## The exercise
Take every line that has the string "values" and copy it out.

## Records for processing
============================================================

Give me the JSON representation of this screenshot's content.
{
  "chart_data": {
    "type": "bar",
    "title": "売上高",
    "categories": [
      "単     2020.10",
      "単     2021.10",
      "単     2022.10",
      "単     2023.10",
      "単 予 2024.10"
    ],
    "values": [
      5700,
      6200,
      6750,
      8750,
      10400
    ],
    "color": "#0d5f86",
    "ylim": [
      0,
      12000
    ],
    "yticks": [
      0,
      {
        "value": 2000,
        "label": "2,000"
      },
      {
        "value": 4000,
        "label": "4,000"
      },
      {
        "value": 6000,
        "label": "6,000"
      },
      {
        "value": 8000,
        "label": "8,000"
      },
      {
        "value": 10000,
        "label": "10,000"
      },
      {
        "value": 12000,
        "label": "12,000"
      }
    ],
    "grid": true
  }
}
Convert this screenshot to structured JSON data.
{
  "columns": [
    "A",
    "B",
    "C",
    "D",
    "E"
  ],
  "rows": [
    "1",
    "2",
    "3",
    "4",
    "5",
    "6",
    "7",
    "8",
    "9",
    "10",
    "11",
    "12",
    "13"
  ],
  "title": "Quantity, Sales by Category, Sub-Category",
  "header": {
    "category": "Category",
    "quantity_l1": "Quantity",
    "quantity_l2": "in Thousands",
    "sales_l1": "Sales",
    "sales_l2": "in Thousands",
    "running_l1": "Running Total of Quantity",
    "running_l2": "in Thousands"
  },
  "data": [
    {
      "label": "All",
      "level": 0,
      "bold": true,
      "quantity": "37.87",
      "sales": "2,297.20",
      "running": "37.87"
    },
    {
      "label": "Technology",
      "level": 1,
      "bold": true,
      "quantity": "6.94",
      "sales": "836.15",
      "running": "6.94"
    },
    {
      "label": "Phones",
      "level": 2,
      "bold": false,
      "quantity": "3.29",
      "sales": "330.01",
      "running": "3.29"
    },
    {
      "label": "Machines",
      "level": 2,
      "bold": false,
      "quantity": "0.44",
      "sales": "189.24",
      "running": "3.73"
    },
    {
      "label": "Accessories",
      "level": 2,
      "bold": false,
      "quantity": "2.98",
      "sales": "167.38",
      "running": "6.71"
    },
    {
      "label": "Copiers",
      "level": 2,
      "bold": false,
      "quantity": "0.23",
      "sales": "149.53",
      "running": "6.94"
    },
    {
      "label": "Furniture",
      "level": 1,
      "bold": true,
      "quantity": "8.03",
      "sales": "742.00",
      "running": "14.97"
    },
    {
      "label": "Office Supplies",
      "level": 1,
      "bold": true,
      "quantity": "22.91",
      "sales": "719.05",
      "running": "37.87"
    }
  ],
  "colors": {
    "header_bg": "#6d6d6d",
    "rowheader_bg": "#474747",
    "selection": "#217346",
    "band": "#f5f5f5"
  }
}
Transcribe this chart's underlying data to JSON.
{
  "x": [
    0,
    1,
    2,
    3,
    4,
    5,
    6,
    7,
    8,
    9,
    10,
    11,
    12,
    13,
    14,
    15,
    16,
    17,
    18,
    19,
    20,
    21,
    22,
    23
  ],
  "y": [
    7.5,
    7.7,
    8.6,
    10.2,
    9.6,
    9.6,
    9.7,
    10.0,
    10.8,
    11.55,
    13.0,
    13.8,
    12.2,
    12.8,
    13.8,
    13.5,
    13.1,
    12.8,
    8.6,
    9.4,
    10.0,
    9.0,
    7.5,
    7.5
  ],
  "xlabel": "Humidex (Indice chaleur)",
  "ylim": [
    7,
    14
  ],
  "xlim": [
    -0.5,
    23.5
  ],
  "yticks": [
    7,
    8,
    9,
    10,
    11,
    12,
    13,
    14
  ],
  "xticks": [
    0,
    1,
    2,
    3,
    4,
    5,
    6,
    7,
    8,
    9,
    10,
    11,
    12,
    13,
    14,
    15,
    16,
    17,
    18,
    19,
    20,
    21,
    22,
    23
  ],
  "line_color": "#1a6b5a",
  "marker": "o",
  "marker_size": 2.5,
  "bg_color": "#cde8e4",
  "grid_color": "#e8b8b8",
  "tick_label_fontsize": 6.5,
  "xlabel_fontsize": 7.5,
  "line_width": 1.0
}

============================================================

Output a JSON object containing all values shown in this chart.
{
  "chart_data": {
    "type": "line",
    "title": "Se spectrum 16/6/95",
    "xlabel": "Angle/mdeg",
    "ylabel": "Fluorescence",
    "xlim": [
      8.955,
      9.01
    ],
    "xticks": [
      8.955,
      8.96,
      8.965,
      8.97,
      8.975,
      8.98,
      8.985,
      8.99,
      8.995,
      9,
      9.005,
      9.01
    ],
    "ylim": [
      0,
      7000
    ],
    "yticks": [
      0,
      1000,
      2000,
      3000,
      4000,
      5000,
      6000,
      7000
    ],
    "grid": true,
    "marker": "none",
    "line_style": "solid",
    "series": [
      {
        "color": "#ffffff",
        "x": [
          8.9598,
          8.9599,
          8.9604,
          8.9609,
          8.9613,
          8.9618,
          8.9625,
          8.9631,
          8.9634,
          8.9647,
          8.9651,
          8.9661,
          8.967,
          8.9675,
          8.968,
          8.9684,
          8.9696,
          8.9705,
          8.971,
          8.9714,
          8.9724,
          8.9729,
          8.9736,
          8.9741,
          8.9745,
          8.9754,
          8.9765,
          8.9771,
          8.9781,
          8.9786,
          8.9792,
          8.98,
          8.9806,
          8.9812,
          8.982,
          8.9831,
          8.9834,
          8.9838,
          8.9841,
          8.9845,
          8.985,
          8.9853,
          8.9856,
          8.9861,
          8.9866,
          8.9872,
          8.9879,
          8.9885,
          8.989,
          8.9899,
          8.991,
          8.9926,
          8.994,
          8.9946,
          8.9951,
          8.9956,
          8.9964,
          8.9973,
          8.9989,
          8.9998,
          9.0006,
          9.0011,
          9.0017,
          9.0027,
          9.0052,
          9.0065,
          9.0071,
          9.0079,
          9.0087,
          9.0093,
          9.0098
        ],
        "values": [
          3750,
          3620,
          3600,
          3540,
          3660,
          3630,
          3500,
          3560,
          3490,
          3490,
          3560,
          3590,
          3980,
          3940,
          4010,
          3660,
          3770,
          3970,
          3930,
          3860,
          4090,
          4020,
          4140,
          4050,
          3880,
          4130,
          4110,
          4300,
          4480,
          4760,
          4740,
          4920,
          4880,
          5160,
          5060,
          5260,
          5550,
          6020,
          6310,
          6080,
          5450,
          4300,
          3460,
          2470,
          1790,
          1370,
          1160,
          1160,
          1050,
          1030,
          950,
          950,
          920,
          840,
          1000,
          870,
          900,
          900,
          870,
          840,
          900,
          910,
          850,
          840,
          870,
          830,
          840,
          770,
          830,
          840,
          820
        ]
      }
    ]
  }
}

============================================================

## Exercise response
    "values": [
Output a JSON object containing all values shown in this chart.
        "values": [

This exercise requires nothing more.